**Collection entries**
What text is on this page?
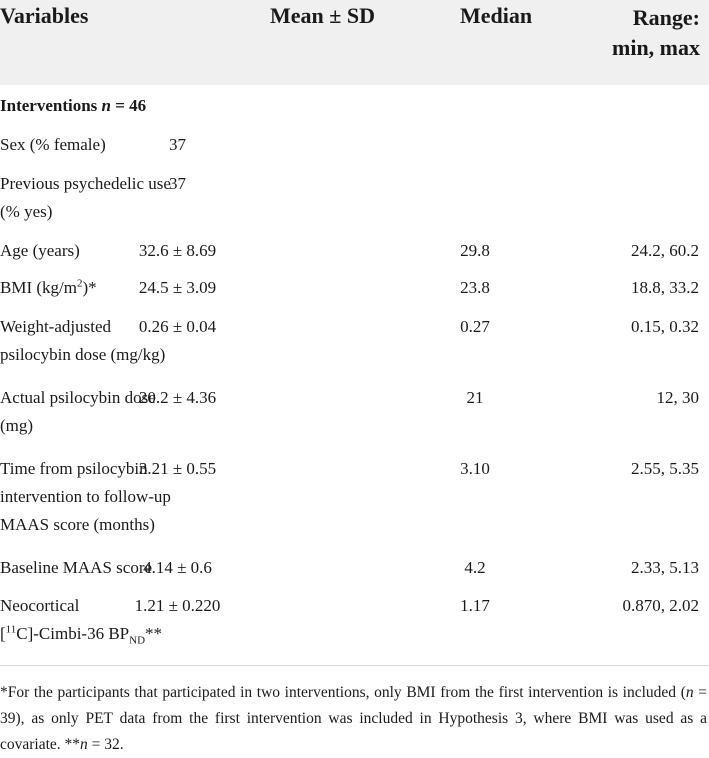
Variables	Mean ± SD	Median	Range:
min, max
Interventions n = 46
Sex (% female)	37
Previous psychedelic use
(% yes)
37
Age (years)	32.6 ± 8.69	29.8	24.2, 60.2
BMI $(kg/m^2)*$	24.5 ± 3.09	23.8	18.8, 33.2
Weight-adjusted
psilocybin dose (mg/kg)
0.26 ± 0.04	0.27	0.15, 0.32
Actual psilocybin dose
(mg)
20.2 ± 4.36	21	12, 30
Time from psilocybin
intervention to follow-up
MAAS score (months)
3.21 ± 0.55	3.10	2.55, 5.35
Baseline MAAS score
4.14 ± 0.6	4.2	2.33, 5.13
Neocortical
[$^{11}$C]-Cimbi-36 $BP_{ND}**$
1.21 ± 0.220	1.17	0.870, 2.02
*For the participants that participated in two interventions, only BMI from the first intervention is included (n = 39), as only PET data from the first intervention was included in Hypothesis 3, where BMI was used as a covariate. **n = 32.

**Task statement**
Every line that holds the word "from" should be extracted.

**Correct answer**
Time from psilocybin
*For the participants that participated in two interventions, only BMI from the first intervention is included (n = 39), as only PET data from the first intervention was included in Hypothesis 3, where BMI was used as a covariate. **n = 32.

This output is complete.